Exercise prompt: Search the entries below. Return every line that has "Attuate" in it.

--- Begin Entries supplied ---

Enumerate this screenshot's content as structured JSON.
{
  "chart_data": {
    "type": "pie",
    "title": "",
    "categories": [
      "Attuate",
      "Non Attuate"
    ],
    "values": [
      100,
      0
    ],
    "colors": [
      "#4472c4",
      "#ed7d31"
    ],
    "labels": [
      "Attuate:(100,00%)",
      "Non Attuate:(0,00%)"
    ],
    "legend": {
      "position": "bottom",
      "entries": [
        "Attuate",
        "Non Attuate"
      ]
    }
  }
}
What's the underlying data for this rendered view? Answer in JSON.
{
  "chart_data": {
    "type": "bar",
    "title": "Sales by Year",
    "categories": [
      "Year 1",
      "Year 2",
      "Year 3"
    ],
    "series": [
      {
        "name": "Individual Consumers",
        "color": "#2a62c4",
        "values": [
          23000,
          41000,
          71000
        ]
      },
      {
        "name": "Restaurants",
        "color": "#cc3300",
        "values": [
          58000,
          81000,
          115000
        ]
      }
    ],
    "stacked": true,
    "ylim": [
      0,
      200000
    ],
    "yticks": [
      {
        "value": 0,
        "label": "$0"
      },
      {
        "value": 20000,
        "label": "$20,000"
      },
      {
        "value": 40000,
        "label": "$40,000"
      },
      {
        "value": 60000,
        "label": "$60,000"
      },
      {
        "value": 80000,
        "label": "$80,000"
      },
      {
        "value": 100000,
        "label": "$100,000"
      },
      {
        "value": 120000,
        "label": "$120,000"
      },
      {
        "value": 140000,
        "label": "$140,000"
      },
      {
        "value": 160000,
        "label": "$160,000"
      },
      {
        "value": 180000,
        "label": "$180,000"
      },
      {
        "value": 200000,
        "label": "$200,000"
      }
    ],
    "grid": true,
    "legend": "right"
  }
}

--- End Entries supplied ---

Final result:
      "Attuate",
      "Non Attuate"
      "Attuate:(100,00%)",
      "Non Attuate:(0,00%)"
        "Attuate",
        "Non Attuate"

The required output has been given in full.